INFORMATION SHOWN:
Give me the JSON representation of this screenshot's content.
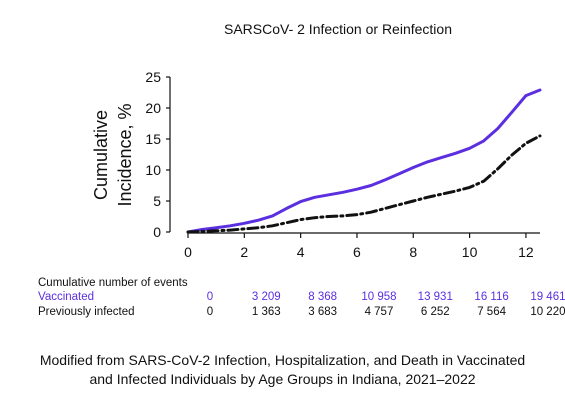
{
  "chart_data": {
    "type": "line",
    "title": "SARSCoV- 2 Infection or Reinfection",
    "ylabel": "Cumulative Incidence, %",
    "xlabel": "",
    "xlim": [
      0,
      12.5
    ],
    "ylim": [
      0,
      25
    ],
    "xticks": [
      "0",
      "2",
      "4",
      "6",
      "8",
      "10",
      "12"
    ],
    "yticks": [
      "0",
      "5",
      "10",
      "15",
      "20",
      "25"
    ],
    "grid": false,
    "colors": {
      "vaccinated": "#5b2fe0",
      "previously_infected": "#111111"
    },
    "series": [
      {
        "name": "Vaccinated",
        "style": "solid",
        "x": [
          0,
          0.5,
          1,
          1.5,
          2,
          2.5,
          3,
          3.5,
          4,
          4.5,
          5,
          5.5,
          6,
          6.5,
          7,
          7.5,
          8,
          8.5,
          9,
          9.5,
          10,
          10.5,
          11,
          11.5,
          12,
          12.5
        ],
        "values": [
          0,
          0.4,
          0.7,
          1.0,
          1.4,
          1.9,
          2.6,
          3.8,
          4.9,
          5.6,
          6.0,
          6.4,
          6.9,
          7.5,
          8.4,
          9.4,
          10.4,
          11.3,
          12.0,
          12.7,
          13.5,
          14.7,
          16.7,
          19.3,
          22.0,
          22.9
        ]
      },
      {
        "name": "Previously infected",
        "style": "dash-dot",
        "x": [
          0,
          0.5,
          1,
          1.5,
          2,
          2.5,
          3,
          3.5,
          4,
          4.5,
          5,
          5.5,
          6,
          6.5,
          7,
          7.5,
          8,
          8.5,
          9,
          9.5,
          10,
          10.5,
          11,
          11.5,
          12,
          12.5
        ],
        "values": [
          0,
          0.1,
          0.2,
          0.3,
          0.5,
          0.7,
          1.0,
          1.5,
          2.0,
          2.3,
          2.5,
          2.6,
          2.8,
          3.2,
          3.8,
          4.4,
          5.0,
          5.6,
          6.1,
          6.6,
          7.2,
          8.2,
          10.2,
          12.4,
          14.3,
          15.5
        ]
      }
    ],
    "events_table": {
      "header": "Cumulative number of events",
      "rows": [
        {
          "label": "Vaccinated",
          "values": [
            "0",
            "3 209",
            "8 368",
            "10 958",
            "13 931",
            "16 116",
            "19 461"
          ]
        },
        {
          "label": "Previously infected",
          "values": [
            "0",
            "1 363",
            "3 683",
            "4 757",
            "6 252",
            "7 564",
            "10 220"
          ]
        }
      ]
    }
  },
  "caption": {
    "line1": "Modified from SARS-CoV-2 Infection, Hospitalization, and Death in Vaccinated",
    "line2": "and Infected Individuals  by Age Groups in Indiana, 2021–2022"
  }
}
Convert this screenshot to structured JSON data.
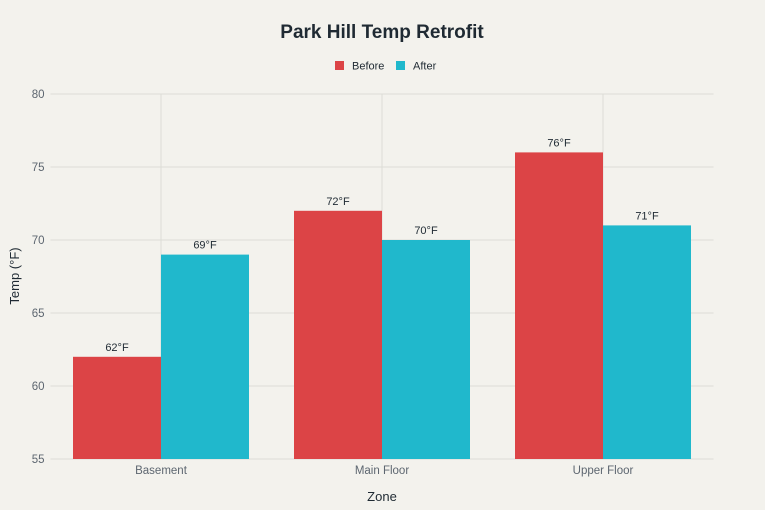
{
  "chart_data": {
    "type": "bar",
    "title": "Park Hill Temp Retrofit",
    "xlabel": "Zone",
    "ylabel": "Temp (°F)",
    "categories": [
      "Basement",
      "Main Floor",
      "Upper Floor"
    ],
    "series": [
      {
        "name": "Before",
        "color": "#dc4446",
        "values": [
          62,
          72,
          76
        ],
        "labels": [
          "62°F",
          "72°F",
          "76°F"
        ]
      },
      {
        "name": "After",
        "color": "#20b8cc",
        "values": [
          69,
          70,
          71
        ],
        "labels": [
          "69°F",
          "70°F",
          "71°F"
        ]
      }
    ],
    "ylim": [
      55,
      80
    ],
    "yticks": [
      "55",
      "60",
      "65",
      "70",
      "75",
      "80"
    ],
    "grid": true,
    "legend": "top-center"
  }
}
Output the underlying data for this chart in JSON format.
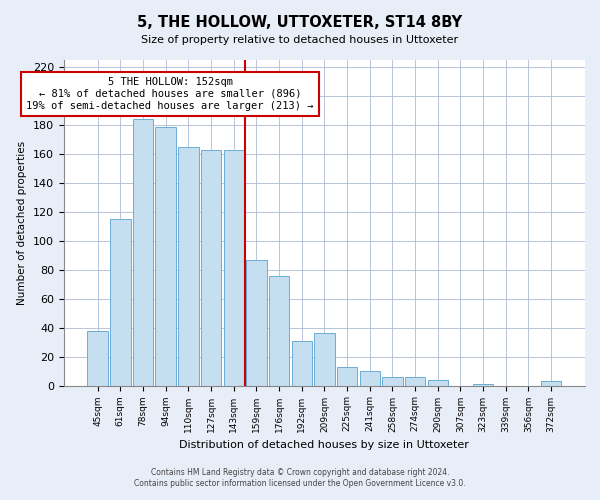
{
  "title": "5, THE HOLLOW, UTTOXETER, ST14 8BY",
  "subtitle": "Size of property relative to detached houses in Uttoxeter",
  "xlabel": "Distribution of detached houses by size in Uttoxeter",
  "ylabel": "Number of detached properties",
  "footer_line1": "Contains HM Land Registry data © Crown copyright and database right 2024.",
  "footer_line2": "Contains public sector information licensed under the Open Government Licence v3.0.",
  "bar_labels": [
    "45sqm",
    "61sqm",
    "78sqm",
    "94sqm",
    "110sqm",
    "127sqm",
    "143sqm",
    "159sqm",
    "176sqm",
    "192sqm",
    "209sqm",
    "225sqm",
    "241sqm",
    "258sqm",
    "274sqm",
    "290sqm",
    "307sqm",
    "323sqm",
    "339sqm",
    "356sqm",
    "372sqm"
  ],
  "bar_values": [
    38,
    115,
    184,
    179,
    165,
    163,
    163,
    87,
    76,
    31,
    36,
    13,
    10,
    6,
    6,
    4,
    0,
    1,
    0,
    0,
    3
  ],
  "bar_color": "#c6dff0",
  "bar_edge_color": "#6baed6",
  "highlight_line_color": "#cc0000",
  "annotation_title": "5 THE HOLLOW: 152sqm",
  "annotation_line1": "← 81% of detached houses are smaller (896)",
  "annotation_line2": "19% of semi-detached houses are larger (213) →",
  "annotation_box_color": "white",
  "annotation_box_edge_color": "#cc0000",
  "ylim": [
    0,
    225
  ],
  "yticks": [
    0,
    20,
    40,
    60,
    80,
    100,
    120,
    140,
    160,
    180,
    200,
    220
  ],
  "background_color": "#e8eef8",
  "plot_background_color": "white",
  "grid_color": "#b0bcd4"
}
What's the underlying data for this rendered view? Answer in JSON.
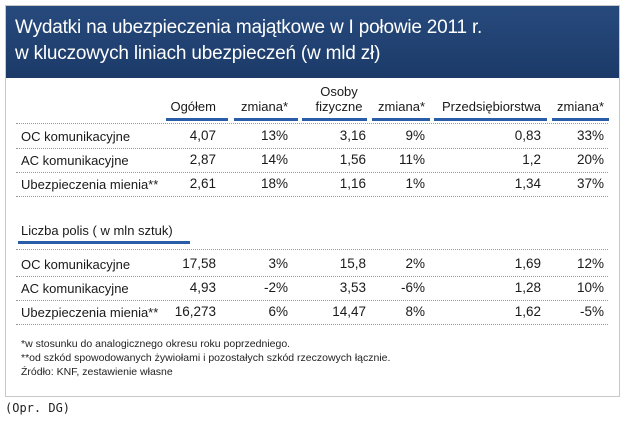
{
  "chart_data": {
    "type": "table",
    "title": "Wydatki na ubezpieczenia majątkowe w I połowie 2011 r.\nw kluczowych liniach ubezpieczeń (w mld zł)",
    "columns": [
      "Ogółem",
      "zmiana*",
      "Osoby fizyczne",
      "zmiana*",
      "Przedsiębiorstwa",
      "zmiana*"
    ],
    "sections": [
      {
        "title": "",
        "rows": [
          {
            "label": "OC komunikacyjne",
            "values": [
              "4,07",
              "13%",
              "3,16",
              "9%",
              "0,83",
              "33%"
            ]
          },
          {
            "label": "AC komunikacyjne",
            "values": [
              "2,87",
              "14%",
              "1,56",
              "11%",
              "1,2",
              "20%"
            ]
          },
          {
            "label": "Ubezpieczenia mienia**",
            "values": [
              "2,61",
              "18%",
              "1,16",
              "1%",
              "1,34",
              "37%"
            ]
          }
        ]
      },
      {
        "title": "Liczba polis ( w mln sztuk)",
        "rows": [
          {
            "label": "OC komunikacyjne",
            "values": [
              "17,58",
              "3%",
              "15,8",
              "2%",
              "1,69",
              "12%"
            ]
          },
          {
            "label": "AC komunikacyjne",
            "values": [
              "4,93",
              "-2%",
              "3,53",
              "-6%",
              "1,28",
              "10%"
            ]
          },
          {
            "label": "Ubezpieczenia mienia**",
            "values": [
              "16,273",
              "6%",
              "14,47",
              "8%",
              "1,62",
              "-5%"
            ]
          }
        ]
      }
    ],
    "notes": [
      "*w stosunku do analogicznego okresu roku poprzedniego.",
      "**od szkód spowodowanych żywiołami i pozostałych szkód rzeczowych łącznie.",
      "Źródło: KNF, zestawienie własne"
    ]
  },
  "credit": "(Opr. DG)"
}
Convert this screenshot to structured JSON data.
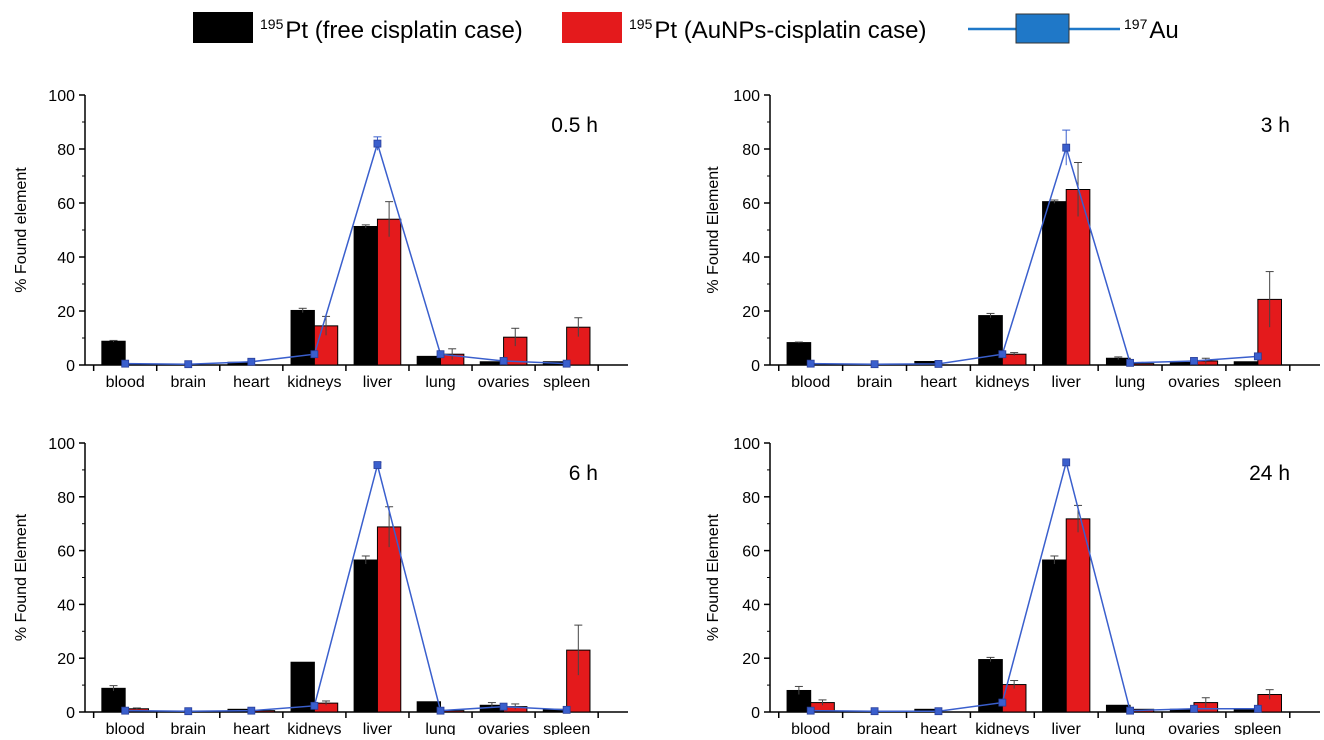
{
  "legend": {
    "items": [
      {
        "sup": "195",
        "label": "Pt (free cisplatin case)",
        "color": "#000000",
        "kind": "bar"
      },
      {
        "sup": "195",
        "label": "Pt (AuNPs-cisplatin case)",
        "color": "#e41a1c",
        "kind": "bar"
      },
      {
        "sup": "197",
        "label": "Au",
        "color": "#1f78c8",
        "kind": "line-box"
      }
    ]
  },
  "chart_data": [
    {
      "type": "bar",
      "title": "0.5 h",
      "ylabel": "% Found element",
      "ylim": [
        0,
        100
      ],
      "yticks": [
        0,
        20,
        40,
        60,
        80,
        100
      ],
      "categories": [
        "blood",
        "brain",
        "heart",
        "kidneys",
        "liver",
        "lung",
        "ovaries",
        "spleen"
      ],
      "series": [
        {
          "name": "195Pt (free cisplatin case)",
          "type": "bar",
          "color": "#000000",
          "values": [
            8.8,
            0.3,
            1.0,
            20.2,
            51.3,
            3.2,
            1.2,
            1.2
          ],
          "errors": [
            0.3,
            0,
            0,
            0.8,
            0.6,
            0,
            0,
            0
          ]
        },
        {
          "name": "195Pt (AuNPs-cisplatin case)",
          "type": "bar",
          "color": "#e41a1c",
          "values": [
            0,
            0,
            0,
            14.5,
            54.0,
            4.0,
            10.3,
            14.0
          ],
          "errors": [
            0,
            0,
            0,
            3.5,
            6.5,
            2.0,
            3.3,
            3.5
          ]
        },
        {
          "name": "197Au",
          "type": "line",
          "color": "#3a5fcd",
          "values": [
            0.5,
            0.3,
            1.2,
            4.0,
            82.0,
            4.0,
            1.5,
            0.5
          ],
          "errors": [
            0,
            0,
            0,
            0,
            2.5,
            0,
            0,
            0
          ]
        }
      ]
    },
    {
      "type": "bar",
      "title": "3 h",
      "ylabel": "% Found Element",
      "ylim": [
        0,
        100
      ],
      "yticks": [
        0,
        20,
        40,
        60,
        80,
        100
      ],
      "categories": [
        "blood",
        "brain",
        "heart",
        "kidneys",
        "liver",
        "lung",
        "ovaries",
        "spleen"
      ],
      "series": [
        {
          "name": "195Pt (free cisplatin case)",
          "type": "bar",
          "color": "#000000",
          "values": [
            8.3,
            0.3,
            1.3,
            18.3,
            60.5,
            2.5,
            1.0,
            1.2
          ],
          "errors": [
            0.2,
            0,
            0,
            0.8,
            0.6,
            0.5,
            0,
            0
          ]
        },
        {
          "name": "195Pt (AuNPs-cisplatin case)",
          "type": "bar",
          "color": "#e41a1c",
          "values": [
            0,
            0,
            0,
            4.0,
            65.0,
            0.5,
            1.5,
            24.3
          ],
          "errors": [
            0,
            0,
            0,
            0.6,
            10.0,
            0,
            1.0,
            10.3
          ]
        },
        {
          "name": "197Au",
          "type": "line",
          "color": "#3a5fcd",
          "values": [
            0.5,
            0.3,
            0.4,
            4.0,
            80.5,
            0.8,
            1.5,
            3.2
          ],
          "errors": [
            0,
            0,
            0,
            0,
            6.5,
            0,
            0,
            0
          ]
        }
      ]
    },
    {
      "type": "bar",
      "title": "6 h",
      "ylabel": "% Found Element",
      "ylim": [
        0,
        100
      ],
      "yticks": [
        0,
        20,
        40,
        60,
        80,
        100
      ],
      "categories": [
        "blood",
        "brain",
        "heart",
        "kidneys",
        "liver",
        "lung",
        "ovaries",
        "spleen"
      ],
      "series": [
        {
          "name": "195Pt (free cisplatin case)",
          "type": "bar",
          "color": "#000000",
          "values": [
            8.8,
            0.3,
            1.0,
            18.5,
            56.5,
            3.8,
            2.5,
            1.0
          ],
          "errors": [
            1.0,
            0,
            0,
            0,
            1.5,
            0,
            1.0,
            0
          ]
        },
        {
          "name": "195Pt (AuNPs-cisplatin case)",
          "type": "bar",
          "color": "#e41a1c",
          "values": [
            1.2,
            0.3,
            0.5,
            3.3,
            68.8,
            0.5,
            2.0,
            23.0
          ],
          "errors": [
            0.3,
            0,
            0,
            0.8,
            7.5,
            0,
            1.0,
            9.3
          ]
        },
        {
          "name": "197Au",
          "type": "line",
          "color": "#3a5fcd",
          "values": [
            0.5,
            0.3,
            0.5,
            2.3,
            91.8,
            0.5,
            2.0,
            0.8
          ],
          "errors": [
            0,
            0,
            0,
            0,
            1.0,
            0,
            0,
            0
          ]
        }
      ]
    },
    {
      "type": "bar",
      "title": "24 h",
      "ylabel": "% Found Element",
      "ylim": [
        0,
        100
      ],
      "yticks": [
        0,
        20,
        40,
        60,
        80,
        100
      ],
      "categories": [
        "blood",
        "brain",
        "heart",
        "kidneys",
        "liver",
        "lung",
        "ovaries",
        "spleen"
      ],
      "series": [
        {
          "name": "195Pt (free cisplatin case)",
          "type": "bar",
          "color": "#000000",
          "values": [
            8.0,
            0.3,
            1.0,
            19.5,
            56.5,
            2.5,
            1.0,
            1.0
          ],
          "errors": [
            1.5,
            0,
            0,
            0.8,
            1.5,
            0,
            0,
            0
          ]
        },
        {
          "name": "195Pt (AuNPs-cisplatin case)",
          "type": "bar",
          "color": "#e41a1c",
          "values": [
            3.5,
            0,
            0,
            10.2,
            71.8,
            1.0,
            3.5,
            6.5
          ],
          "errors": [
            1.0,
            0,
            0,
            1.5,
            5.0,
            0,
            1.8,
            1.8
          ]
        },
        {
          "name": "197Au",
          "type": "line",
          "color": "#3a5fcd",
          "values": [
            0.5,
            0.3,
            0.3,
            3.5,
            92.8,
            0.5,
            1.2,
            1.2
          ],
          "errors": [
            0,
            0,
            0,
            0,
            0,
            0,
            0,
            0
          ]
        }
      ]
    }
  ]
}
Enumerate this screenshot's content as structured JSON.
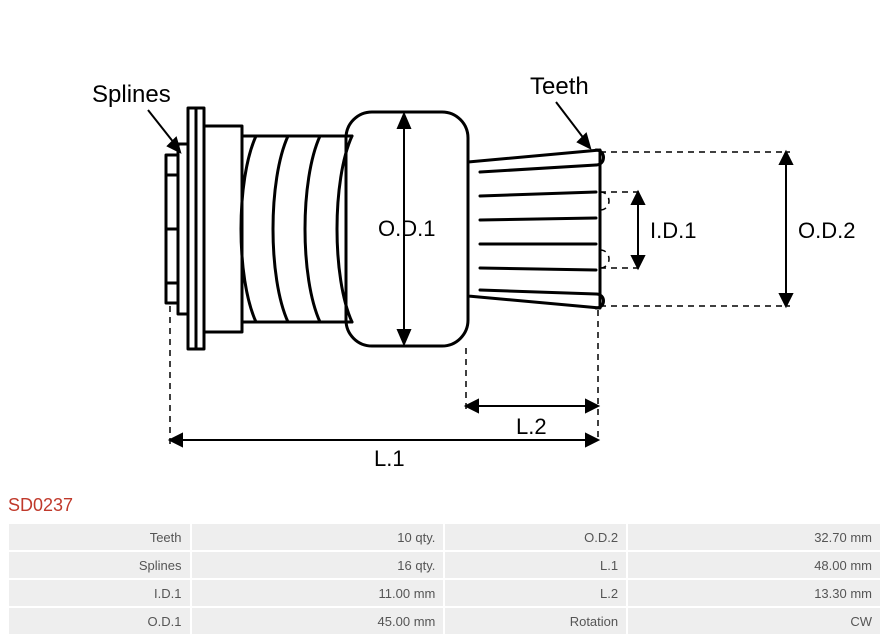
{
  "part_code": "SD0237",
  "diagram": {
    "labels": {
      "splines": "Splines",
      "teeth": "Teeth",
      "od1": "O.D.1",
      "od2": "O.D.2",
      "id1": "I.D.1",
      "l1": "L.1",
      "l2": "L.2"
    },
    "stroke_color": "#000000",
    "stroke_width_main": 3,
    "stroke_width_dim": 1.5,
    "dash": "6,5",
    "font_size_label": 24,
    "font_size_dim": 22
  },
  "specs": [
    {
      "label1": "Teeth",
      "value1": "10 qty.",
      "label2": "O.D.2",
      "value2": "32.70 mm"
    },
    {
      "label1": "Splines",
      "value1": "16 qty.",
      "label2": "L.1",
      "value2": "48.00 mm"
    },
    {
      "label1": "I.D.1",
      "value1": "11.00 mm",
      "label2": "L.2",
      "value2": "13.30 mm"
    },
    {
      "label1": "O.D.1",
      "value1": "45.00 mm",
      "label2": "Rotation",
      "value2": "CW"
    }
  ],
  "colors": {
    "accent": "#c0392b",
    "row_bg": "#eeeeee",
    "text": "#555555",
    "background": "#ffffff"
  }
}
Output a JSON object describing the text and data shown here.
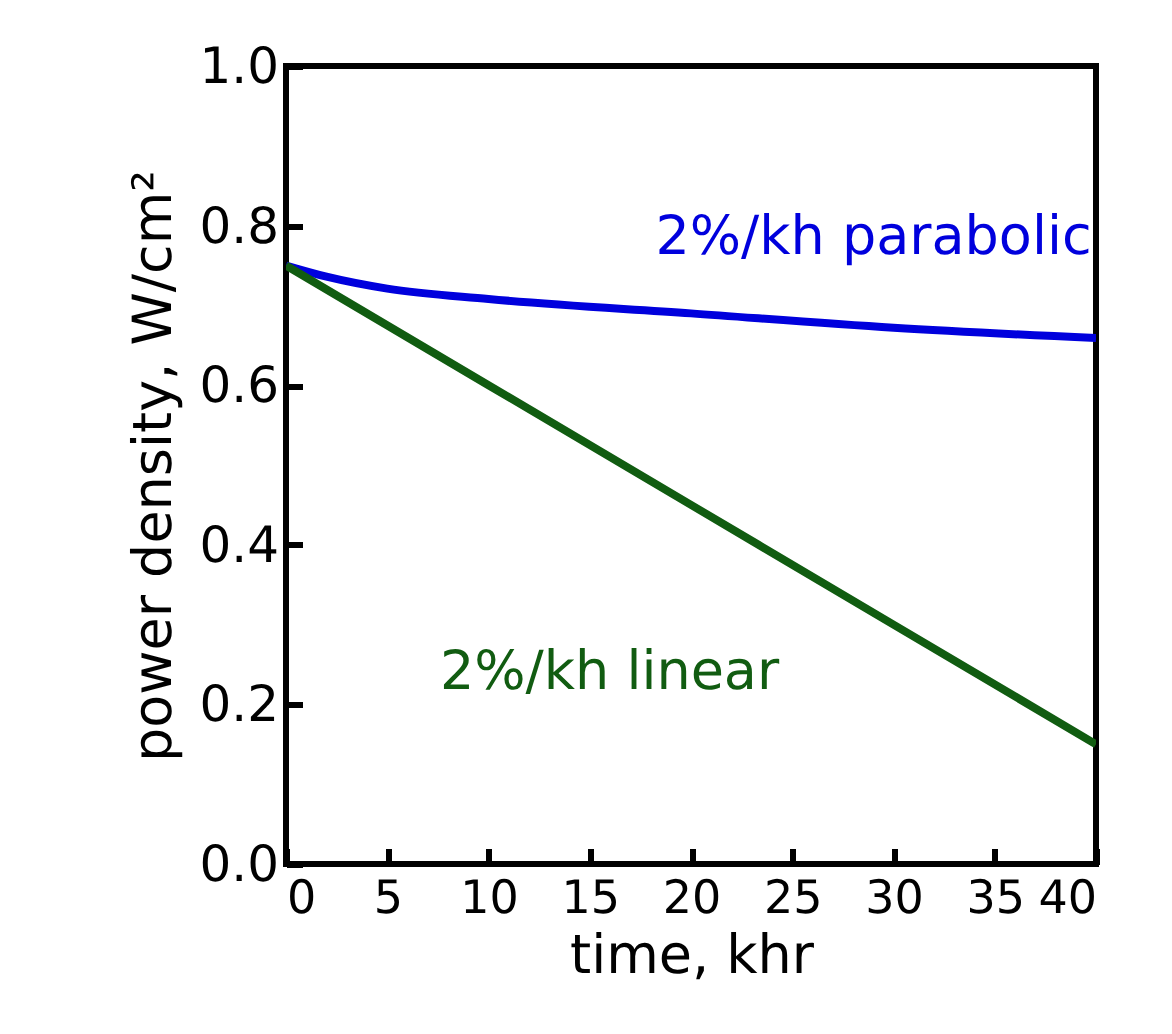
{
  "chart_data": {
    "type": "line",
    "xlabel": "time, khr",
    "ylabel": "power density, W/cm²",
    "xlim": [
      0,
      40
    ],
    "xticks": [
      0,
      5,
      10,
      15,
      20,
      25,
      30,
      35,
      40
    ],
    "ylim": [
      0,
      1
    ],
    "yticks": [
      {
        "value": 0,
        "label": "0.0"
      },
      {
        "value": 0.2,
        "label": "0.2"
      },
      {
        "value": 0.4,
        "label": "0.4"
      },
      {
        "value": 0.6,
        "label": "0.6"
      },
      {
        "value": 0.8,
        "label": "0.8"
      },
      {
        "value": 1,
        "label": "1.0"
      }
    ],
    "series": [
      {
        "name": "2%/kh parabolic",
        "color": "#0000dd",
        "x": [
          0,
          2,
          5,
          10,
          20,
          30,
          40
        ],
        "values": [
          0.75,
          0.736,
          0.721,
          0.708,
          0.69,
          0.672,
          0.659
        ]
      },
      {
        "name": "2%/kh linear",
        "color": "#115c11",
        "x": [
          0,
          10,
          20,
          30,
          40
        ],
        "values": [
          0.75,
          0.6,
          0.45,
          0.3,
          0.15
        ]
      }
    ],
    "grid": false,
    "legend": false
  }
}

WORK REQUIRED:
Print each line from the one containing "Output a JSON" through the last line of the listing, both included, exactly and with no pictures.

FINISHED EXERCISE:
Output a JSON object describing the text and data shown here.
{
  "chart_data": {
    "type": "line",
    "xlabel": "time, khr",
    "ylabel": "power density, W/cm²",
    "xlim": [
      0,
      40
    ],
    "xticks": [
      0,
      5,
      10,
      15,
      20,
      25,
      30,
      35,
      40
    ],
    "ylim": [
      0,
      1
    ],
    "yticks": [
      {
        "value": 0,
        "label": "0.0"
      },
      {
        "value": 0.2,
        "label": "0.2"
      },
      {
        "value": 0.4,
        "label": "0.4"
      },
      {
        "value": 0.6,
        "label": "0.6"
      },
      {
        "value": 0.8,
        "label": "0.8"
      },
      {
        "value": 1,
        "label": "1.0"
      }
    ],
    "series": [
      {
        "name": "2%/kh parabolic",
        "color": "#0000dd",
        "x": [
          0,
          2,
          5,
          10,
          20,
          30,
          40
        ],
        "values": [
          0.75,
          0.736,
          0.721,
          0.708,
          0.69,
          0.672,
          0.659
        ]
      },
      {
        "name": "2%/kh linear",
        "color": "#115c11",
        "x": [
          0,
          10,
          20,
          30,
          40
        ],
        "values": [
          0.75,
          0.6,
          0.45,
          0.3,
          0.15
        ]
      }
    ],
    "grid": false,
    "legend": false
  }
}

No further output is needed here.